● **Given data**:
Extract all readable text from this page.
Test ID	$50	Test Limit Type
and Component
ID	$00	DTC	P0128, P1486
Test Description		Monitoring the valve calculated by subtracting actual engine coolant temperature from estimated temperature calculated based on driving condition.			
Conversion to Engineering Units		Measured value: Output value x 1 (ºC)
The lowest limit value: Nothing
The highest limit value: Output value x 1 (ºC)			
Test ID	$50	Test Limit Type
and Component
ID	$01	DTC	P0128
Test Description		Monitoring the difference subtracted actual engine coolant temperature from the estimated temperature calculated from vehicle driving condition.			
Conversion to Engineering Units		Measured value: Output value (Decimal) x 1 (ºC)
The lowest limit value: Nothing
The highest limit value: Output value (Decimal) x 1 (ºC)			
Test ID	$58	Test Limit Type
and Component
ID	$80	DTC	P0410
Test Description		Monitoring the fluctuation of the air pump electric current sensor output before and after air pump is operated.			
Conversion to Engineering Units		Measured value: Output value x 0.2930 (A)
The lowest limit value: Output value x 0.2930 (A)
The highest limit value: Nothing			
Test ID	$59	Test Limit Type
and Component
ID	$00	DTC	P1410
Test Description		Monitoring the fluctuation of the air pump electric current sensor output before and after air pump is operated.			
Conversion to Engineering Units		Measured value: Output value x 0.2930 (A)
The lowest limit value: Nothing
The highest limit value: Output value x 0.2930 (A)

● **Given exercise**: Only lines with the string "Description" belong in your answer; copy each one.

● **Finished answer**:
Test Description		Monitoring the valve calculated by subtracting actual engine coolant temperature from estimated temperature calculated based on driving condition.			
Test Description		Monitoring the difference subtracted actual engine coolant temperature from the estimated temperature calculated from vehicle driving condition.			
Test Description		Monitoring the fluctuation of the air pump electric current sensor output before and after air pump is operated.			
Test Description		Monitoring the fluctuation of the air pump electric current sensor output before and after air pump is operated.			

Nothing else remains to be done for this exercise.